What to produce:
Restate the listing below word for word, omitting any images.

:::::

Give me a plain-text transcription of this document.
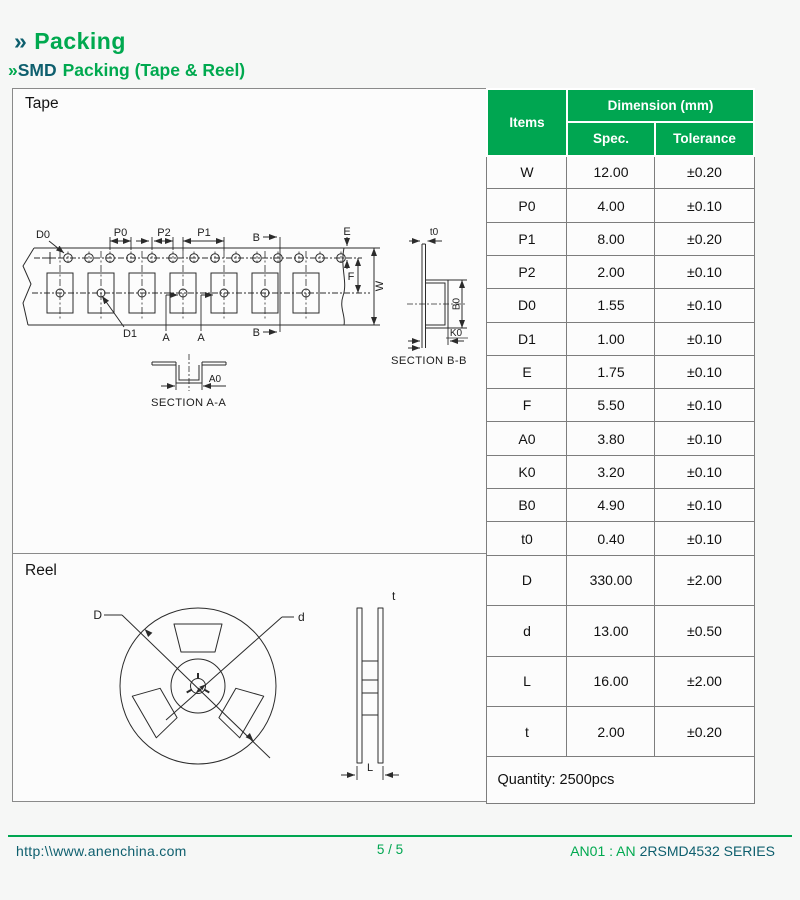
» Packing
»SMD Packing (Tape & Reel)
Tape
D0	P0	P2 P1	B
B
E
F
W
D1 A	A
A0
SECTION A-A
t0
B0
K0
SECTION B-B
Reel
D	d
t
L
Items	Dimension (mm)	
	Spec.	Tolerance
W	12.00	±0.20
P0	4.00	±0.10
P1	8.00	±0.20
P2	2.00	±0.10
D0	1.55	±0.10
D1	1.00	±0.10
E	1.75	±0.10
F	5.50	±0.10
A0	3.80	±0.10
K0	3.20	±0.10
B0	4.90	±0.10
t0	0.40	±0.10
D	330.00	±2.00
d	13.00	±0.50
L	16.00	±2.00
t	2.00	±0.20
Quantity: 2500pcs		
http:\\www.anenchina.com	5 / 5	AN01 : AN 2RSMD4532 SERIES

:::::

Result:
Give me a plain-text transcription of this document.
» Packing
»SMD Packing (Tape & Reel)
Tape
D0	P0	P2 P1	B
B
E
F
W
D1 A	A
A0
SECTION A-A
t0
B0
K0
SECTION B-B
Reel
D	d
t
L
Items	Dimension (mm)	
	Spec.	Tolerance
W	12.00	±0.20
P0	4.00	±0.10
P1	8.00	±0.20
P2	2.00	±0.10
D0	1.55	±0.10
D1	1.00	±0.10
E	1.75	±0.10
F	5.50	±0.10
A0	3.80	±0.10
K0	3.20	±0.10
B0	4.90	±0.10
t0	0.40	±0.10
D	330.00	±2.00
d	13.00	±0.50
L	16.00	±2.00
t	2.00	±0.20
Quantity: 2500pcs		
http:\\www.anenchina.com	5 / 5	AN01 : AN 2RSMD4532 SERIES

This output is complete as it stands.